## What you need to do
Transcribe all of the material exactly. Any picture in it should be left out.

## Data listing
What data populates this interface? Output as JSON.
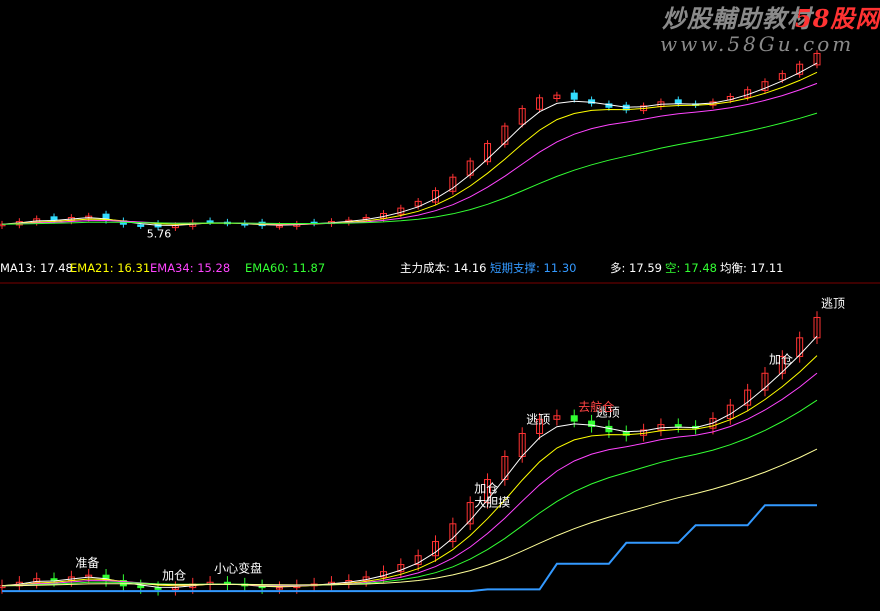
{
  "watermark": {
    "title": "炒股輔助教材",
    "brand": "58股网",
    "url": "www.58Gu.com"
  },
  "upper_legend": [
    {
      "label": "MA13: 17.48",
      "color": "#ffffff"
    },
    {
      "label": "EMA21: 16.31",
      "color": "#ffff00"
    },
    {
      "label": "EMA34: 15.28",
      "color": "#ff44ff"
    },
    {
      "label": "EMA60: 11.87",
      "color": "#33ff33"
    },
    {
      "label": "主力成本: 14.16",
      "color": "#ffffff"
    },
    {
      "label": "短期支撑: 11.30",
      "color": "#3399ff"
    },
    {
      "label": "多: 17.59",
      "color": "#ffffff"
    },
    {
      "label": "空: 17.48",
      "color": "#33ff33"
    },
    {
      "label": "均衡: 17.11",
      "color": "#ffffff"
    }
  ],
  "chart_data": {
    "type": "candlestick",
    "upper_panel": {
      "low_marker": "5.76",
      "close_trend": [
        6.3,
        6.5,
        6.7,
        6.6,
        6.8,
        6.9,
        6.6,
        6.3,
        6.2,
        6.1,
        6.2,
        6.4,
        6.5,
        6.4,
        6.3,
        6.2,
        6.2,
        6.3,
        6.4,
        6.5,
        6.6,
        6.8,
        7.1,
        7.5,
        8.0,
        8.8,
        9.8,
        11.0,
        12.3,
        13.6,
        14.9,
        15.7,
        15.9,
        15.6,
        15.3,
        15.0,
        14.8,
        15.1,
        15.4,
        15.3,
        15.2,
        15.4,
        15.8,
        16.3,
        16.9,
        17.5,
        18.2,
        19.0
      ]
    },
    "lower_panel": {
      "annotations": [
        {
          "text": "逃顶",
          "color": "#ffffff"
        },
        {
          "text": "逃顶",
          "color": "#ffffff"
        },
        {
          "text": "逃顶",
          "color": "#ffffff"
        },
        {
          "text": "加仓",
          "color": "#ffffff"
        },
        {
          "text": "加仓",
          "color": "#ffffff"
        },
        {
          "text": "加仓",
          "color": "#ffffff"
        },
        {
          "text": "大胆摸",
          "color": "#ffffff"
        },
        {
          "text": "去航仓",
          "color": "#ff4444"
        },
        {
          "text": "小心变盘",
          "color": "#ffffff"
        },
        {
          "text": "准备",
          "color": "#ffffff"
        }
      ]
    }
  }
}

## In response
What data populates this interface? Output as JSON.
{
  "watermark": {
    "title": "炒股輔助教材",
    "brand": "58股网",
    "url": "www.58Gu.com"
  },
  "upper_legend": [
    {
      "label": "MA13: 17.48",
      "color": "#ffffff"
    },
    {
      "label": "EMA21: 16.31",
      "color": "#ffff00"
    },
    {
      "label": "EMA34: 15.28",
      "color": "#ff44ff"
    },
    {
      "label": "EMA60: 11.87",
      "color": "#33ff33"
    },
    {
      "label": "主力成本: 14.16",
      "color": "#ffffff"
    },
    {
      "label": "短期支撑: 11.30",
      "color": "#3399ff"
    },
    {
      "label": "多: 17.59",
      "color": "#ffffff"
    },
    {
      "label": "空: 17.48",
      "color": "#33ff33"
    },
    {
      "label": "均衡: 17.11",
      "color": "#ffffff"
    }
  ],
  "chart_data": {
    "type": "candlestick",
    "upper_panel": {
      "low_marker": "5.76",
      "close_trend": [
        6.3,
        6.5,
        6.7,
        6.6,
        6.8,
        6.9,
        6.6,
        6.3,
        6.2,
        6.1,
        6.2,
        6.4,
        6.5,
        6.4,
        6.3,
        6.2,
        6.2,
        6.3,
        6.4,
        6.5,
        6.6,
        6.8,
        7.1,
        7.5,
        8.0,
        8.8,
        9.8,
        11.0,
        12.3,
        13.6,
        14.9,
        15.7,
        15.9,
        15.6,
        15.3,
        15.0,
        14.8,
        15.1,
        15.4,
        15.3,
        15.2,
        15.4,
        15.8,
        16.3,
        16.9,
        17.5,
        18.2,
        19.0
      ]
    },
    "lower_panel": {
      "annotations": [
        {
          "text": "逃顶",
          "color": "#ffffff"
        },
        {
          "text": "逃顶",
          "color": "#ffffff"
        },
        {
          "text": "逃顶",
          "color": "#ffffff"
        },
        {
          "text": "加仓",
          "color": "#ffffff"
        },
        {
          "text": "加仓",
          "color": "#ffffff"
        },
        {
          "text": "加仓",
          "color": "#ffffff"
        },
        {
          "text": "大胆摸",
          "color": "#ffffff"
        },
        {
          "text": "去航仓",
          "color": "#ff4444"
        },
        {
          "text": "小心变盘",
          "color": "#ffffff"
        },
        {
          "text": "准备",
          "color": "#ffffff"
        }
      ]
    }
  }
}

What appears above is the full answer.